Rows

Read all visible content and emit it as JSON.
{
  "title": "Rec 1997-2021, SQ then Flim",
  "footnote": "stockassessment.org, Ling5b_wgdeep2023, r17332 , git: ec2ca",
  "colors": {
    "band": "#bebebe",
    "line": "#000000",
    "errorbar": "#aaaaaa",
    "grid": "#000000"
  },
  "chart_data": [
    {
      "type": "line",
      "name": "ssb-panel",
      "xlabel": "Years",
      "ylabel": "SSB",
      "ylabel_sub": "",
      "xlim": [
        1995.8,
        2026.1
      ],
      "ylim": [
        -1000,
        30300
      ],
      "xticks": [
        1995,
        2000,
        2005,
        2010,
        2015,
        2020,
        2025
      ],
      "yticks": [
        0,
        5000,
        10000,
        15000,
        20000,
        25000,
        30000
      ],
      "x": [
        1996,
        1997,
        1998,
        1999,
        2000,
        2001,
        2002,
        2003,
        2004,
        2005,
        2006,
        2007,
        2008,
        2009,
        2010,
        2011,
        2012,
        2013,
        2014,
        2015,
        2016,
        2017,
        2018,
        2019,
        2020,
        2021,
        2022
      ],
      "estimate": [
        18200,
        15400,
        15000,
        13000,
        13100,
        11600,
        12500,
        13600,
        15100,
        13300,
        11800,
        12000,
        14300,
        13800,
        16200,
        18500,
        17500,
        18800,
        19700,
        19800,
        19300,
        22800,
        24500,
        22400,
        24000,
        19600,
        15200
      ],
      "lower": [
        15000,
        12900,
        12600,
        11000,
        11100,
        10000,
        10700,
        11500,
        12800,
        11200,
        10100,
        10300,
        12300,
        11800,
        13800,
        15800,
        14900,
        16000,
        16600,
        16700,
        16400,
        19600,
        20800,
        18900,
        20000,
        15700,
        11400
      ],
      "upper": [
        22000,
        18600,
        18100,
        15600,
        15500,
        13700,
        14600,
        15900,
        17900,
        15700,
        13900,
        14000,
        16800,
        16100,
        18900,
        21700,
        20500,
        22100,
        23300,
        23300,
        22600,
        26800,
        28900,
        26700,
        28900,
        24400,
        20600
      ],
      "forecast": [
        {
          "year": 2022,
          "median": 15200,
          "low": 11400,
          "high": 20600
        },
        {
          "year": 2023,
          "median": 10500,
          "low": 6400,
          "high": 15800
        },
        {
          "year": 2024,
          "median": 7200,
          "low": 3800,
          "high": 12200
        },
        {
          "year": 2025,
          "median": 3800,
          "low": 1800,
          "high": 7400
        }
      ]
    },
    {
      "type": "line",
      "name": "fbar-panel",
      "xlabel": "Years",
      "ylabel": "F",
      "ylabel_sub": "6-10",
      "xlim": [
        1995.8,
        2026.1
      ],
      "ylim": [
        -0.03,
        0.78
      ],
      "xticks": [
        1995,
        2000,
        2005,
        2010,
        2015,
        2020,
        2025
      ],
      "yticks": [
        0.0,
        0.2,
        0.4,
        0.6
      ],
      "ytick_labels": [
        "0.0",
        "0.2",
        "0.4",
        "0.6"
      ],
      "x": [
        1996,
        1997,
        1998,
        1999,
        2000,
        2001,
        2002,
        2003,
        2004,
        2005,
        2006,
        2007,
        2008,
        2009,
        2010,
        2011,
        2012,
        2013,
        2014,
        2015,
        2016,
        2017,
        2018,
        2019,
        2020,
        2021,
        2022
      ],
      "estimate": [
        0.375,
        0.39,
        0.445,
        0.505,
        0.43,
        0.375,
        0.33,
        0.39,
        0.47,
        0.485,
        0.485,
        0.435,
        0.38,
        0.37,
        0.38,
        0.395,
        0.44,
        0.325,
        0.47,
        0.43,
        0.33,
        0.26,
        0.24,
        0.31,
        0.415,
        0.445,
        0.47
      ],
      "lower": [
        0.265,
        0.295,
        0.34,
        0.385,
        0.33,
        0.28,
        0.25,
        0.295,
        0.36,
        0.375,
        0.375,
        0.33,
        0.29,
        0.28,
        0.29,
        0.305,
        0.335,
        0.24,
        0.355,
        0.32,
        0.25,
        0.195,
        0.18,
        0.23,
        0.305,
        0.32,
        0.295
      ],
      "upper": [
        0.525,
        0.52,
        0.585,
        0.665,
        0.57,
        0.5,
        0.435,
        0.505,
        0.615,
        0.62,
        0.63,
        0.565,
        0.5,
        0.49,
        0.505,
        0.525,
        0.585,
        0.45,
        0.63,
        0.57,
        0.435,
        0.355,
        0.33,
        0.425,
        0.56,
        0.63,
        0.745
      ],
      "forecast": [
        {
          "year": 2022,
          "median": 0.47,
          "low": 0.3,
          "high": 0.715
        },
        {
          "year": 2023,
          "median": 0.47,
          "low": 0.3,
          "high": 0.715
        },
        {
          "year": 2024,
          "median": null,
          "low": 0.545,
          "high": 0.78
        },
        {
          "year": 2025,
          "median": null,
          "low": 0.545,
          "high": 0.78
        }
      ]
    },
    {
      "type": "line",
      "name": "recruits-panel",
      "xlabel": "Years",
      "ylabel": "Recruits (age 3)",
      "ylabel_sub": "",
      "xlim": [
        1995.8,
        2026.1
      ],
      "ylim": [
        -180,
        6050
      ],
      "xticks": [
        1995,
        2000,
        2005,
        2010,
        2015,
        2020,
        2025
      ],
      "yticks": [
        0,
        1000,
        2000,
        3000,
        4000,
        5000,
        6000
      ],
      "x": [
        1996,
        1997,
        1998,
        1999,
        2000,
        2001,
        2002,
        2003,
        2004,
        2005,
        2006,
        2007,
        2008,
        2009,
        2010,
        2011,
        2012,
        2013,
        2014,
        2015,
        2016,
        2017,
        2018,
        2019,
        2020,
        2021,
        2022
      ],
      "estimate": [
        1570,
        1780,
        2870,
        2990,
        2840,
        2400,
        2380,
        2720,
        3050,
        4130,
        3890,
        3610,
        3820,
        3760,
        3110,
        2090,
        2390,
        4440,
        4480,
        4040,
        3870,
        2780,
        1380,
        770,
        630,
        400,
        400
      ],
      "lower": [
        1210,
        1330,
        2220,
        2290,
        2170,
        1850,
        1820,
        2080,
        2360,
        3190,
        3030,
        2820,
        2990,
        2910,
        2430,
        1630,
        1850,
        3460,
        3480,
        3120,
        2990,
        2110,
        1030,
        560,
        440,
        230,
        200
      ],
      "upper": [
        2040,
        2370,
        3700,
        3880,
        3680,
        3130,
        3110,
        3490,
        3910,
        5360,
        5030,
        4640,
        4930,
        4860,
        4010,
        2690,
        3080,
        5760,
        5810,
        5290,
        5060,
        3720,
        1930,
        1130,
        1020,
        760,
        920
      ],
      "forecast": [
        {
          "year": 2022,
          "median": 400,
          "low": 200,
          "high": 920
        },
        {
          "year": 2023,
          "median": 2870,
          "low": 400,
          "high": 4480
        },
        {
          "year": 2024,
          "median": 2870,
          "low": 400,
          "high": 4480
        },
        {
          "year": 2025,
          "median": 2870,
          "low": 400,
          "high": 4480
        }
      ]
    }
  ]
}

Prompt
Gather all lines where the word "name" appears.

Correct response
      "name": "ssb-panel",
      "name": "fbar-panel",
      "name": "recruits-panel",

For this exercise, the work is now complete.